**Region annotation data**

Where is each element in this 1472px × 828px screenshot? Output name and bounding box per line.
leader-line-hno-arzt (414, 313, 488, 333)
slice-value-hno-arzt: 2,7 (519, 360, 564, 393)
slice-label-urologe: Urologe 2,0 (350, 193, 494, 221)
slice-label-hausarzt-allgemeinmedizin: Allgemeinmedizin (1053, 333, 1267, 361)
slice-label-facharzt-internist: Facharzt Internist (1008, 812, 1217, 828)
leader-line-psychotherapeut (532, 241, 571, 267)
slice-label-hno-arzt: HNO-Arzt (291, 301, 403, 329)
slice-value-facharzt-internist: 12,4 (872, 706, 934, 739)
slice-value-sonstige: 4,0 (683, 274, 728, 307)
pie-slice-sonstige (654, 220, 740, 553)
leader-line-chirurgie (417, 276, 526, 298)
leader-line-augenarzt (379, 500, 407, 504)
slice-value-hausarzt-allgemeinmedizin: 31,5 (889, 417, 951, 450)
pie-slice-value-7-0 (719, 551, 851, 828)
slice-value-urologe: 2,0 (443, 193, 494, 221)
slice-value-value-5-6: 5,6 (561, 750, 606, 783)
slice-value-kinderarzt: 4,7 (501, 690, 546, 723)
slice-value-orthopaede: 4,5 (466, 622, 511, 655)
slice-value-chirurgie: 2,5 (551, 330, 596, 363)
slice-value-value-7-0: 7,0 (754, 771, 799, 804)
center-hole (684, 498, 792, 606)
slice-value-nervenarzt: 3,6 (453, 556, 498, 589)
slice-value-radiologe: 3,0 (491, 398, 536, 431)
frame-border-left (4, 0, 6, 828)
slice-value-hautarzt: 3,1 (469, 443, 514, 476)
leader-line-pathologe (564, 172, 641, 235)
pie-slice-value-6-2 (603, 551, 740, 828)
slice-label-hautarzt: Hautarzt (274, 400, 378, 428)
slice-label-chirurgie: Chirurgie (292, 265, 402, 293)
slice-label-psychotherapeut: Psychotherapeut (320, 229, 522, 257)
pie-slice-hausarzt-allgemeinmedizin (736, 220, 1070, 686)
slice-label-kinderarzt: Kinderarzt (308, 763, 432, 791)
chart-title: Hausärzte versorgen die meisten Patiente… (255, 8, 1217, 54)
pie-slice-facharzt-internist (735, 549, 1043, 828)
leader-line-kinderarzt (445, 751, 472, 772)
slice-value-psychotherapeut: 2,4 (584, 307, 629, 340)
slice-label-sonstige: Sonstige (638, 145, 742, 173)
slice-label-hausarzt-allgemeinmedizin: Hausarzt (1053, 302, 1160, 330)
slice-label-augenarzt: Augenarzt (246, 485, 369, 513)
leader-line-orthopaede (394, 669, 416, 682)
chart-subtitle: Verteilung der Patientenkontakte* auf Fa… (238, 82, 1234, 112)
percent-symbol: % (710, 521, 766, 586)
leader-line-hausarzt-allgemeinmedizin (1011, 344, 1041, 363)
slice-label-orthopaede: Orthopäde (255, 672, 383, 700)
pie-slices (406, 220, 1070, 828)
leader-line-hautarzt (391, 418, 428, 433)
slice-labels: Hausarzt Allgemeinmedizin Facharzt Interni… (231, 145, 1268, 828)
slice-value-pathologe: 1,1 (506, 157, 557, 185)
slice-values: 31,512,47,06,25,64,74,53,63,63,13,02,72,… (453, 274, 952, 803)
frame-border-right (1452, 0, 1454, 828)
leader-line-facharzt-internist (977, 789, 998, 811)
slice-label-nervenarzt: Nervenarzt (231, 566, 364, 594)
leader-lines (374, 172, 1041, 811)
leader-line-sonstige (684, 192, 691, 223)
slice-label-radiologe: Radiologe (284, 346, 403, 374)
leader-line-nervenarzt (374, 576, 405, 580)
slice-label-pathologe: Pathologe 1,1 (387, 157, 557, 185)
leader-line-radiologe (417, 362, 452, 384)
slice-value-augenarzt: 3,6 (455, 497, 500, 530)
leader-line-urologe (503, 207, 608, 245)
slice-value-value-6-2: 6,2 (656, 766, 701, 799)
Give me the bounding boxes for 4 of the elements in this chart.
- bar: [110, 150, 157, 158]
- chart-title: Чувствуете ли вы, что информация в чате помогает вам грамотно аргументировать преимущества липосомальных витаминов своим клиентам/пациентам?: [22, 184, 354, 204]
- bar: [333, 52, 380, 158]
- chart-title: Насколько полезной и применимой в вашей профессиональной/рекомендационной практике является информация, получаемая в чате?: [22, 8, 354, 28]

**Given exercise**
Please write out the data above again, substituting "chart-heading" for every "chart-title" and leaving everything else as it is.

**Answer to this task**
Where is each element in this 1472px × 828px screenshot? Output name and bounding box per line.
leader-line-hno-arzt (414, 313, 488, 333)
slice-value-hno-arzt: 2,7 (519, 360, 564, 393)
slice-label-urologe: Urologe 2,0 (350, 193, 494, 221)
slice-label-hausarzt-allgemeinmedizin: Allgemeinmedizin (1053, 333, 1267, 361)
slice-label-facharzt-internist: Facharzt Internist (1008, 812, 1217, 828)
leader-line-psychotherapeut (532, 241, 571, 267)
slice-label-hno-arzt: HNO-Arzt (291, 301, 403, 329)
slice-value-facharzt-internist: 12,4 (872, 706, 934, 739)
slice-value-sonstige: 4,0 (683, 274, 728, 307)
pie-slice-sonstige (654, 220, 740, 553)
leader-line-chirurgie (417, 276, 526, 298)
leader-line-augenarzt (379, 500, 407, 504)
slice-value-hausarzt-allgemeinmedizin: 31,5 (889, 417, 951, 450)
pie-slice-value-7-0 (719, 551, 851, 828)
slice-value-urologe: 2,0 (443, 193, 494, 221)
slice-value-value-5-6: 5,6 (561, 750, 606, 783)
slice-value-kinderarzt: 4,7 (501, 690, 546, 723)
slice-value-orthopaede: 4,5 (466, 622, 511, 655)
slice-value-chirurgie: 2,5 (551, 330, 596, 363)
slice-value-value-7-0: 7,0 (754, 771, 799, 804)
center-hole (684, 498, 792, 606)
slice-value-nervenarzt: 3,6 (453, 556, 498, 589)
slice-value-radiologe: 3,0 (491, 398, 536, 431)
frame-border-left (4, 0, 6, 828)
slice-value-hautarzt: 3,1 (469, 443, 514, 476)
leader-line-pathologe (564, 172, 641, 235)
pie-slice-value-6-2 (603, 551, 740, 828)
slice-label-hautarzt: Hautarzt (274, 400, 378, 428)
slice-label-chirurgie: Chirurgie (292, 265, 402, 293)
slice-label-psychotherapeut: Psychotherapeut (320, 229, 522, 257)
pie-slice-hausarzt-allgemeinmedizin (736, 220, 1070, 686)
slice-label-kinderarzt: Kinderarzt (308, 763, 432, 791)
chart-heading: Hausärzte versorgen die meisten Patiente… (255, 8, 1217, 54)
pie-slice-facharzt-internist (735, 549, 1043, 828)
leader-line-kinderarzt (445, 751, 472, 772)
slice-value-psychotherapeut: 2,4 (584, 307, 629, 340)
slice-label-sonstige: Sonstige (638, 145, 742, 173)
slice-label-hausarzt-allgemeinmedizin: Hausarzt (1053, 302, 1160, 330)
slice-label-augenarzt: Augenarzt (246, 485, 369, 513)
leader-line-orthopaede (394, 669, 416, 682)
chart-subtitle: Verteilung der Patientenkontakte* auf Fa… (238, 82, 1234, 112)
percent-symbol: % (710, 521, 766, 586)
leader-line-hausarzt-allgemeinmedizin (1011, 344, 1041, 363)
slice-label-orthopaede: Orthopäde (255, 672, 383, 700)
pie-slices (406, 220, 1070, 828)
leader-line-hautarzt (391, 418, 428, 433)
slice-labels: Hausarzt Allgemeinmedizin Facharzt Interni… (231, 145, 1268, 828)
slice-value-pathologe: 1,1 (506, 157, 557, 185)
slice-values: 31,512,47,06,25,64,74,53,63,63,13,02,72,… (453, 274, 952, 803)
frame-border-right (1452, 0, 1454, 828)
leader-line-facharzt-internist (977, 789, 998, 811)
slice-label-nervenarzt: Nervenarzt (231, 566, 364, 594)
leader-lines (374, 172, 1041, 811)
leader-line-sonstige (684, 192, 691, 223)
slice-label-radiologe: Radiologe (284, 346, 403, 374)
leader-line-nervenarzt (374, 576, 405, 580)
slice-label-pathologe: Pathologe 1,1 (387, 157, 557, 185)
leader-line-radiologe (417, 362, 452, 384)
slice-value-augenarzt: 3,6 (455, 497, 500, 530)
leader-line-urologe (503, 207, 608, 245)
slice-value-value-6-2: 6,2 (656, 766, 701, 799)
Give me the bounding boxes for 4 of the elements in this chart.
- bar: [110, 150, 157, 158]
- chart-heading: Чувствуете ли вы, что информация в чате помогает вам грамотно аргументировать преимущества липосомальных витаминов своим клиентам/пациентам?: [22, 184, 354, 204]
- bar: [333, 52, 380, 158]
- chart-heading: Насколько полезной и применимой в вашей профессиональной/рекомендационной практике является информация, получаемая в чате?: [22, 8, 354, 28]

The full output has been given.